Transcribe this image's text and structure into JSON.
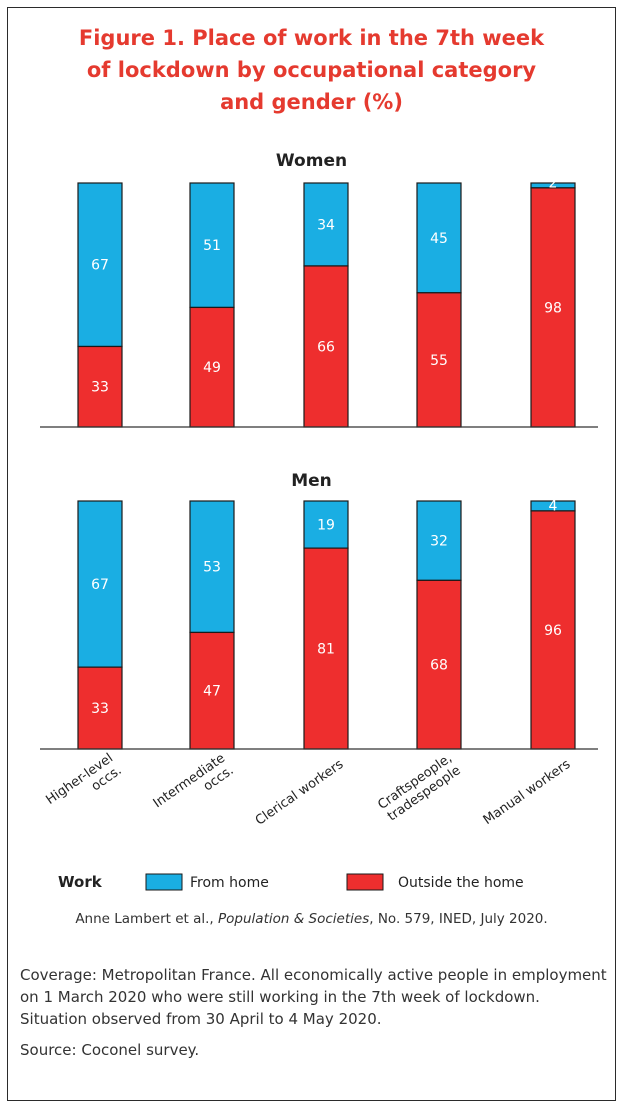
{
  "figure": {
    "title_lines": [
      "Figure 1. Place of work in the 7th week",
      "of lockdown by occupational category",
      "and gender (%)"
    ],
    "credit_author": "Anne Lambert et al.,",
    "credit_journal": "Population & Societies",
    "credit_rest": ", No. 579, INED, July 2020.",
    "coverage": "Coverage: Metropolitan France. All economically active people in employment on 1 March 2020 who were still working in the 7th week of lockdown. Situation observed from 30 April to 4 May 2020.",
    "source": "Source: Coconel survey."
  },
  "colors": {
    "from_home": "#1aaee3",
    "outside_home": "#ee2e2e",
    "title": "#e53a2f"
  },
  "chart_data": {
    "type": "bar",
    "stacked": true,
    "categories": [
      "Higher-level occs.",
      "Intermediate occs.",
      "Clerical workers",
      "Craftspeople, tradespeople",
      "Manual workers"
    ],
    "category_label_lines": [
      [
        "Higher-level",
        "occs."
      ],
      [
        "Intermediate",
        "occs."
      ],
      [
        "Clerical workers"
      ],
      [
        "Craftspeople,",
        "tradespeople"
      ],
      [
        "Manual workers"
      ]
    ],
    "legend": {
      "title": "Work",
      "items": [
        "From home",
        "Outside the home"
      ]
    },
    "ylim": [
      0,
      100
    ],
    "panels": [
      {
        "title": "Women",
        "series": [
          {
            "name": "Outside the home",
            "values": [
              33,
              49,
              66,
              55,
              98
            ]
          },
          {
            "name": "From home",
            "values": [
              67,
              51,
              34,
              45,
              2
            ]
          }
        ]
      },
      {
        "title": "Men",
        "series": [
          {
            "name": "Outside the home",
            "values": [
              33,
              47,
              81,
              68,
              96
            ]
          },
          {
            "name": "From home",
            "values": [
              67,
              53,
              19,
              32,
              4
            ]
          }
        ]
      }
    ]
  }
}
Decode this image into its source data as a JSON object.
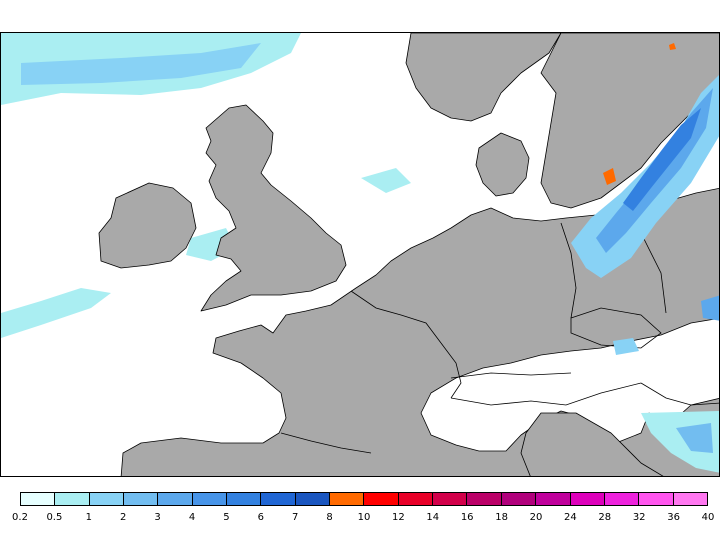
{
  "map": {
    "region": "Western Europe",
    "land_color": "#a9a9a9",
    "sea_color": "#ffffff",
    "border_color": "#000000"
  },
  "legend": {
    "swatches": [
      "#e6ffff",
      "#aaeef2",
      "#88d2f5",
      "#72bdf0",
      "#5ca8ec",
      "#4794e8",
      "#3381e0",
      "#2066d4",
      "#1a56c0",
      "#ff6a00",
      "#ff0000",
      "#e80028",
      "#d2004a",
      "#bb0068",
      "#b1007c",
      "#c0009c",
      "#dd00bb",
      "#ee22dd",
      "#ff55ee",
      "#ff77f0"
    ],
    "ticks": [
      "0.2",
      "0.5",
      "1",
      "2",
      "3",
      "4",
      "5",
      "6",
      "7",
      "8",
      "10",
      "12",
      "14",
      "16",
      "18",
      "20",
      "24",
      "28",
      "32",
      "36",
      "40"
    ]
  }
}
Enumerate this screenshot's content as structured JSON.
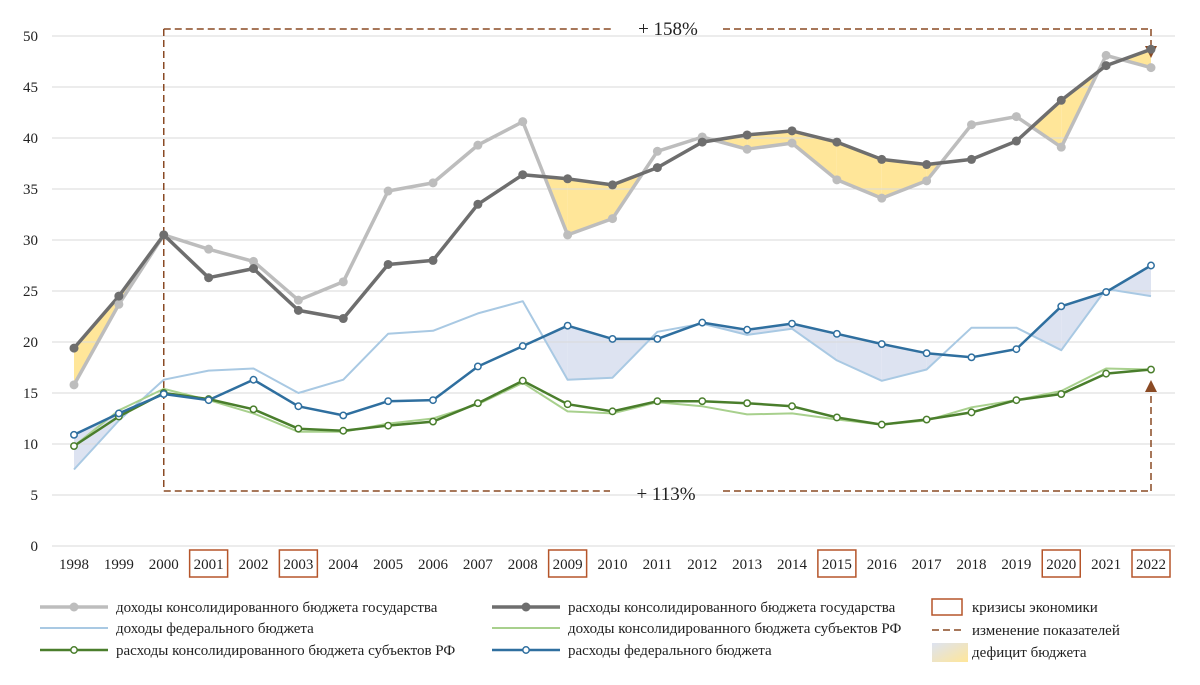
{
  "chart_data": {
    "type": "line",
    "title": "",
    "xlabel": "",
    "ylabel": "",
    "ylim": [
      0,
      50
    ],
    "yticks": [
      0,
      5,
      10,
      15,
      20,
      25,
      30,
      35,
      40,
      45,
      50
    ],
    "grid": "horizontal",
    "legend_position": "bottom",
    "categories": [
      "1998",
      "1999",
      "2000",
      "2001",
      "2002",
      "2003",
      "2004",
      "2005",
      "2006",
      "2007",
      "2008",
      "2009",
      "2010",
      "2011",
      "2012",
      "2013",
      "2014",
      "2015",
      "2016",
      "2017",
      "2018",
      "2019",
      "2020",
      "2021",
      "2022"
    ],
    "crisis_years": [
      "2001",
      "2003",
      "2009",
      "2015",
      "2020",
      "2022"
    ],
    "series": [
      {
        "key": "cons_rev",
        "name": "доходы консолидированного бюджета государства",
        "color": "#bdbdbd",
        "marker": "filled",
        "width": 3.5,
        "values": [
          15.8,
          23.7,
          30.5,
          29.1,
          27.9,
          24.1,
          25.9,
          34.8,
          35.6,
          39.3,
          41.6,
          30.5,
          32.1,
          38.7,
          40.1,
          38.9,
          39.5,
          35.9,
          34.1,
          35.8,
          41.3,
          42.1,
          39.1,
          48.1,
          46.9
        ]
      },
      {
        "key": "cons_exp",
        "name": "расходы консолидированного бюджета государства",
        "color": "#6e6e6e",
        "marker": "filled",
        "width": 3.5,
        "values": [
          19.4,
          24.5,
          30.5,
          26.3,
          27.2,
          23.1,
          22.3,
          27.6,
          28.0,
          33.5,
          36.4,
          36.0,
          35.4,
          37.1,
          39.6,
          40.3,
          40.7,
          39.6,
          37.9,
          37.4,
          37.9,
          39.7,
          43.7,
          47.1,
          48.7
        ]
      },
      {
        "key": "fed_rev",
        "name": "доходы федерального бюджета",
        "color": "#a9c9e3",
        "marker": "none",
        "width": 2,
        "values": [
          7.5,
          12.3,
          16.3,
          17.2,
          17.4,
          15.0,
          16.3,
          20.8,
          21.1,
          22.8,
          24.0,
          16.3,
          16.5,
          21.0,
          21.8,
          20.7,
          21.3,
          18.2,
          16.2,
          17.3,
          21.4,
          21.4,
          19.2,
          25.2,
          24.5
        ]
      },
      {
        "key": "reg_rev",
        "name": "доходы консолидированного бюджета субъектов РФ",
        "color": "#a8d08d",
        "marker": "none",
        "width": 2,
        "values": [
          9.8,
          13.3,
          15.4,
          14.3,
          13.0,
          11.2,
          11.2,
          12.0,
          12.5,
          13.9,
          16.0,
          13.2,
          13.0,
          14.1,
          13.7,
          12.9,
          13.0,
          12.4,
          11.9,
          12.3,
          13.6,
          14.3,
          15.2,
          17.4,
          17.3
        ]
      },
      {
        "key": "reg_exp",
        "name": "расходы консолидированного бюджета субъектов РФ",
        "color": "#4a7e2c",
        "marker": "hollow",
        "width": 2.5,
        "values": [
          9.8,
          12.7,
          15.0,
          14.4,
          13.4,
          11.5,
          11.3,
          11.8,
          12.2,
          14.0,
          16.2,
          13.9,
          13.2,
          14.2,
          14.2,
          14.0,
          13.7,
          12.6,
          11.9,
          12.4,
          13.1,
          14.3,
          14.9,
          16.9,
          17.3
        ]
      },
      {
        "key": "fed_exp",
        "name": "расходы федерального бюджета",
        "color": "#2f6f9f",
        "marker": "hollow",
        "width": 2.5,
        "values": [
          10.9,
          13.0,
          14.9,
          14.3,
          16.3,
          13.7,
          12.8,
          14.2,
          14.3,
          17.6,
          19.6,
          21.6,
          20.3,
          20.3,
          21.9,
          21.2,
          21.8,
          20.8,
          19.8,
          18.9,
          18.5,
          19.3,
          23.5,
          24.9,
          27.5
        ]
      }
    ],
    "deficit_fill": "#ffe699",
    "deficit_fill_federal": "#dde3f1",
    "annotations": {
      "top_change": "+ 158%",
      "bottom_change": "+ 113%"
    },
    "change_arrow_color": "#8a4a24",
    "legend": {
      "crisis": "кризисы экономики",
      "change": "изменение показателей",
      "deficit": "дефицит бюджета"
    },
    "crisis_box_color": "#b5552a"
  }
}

------------------------------------------------

# WHAT THE TASK ASKS:
Extract all lines of the records above that include "week".

# COMPLETE ANSWER:
      "Figure 1. Place of work in the 7th week",
    "coverage": "Coverage: Metropolitan France. All economically active people in employment on 1 March 2020 who were still working in the 7th week of lockdown. Situation observed from 30 April to 4 May 2020.",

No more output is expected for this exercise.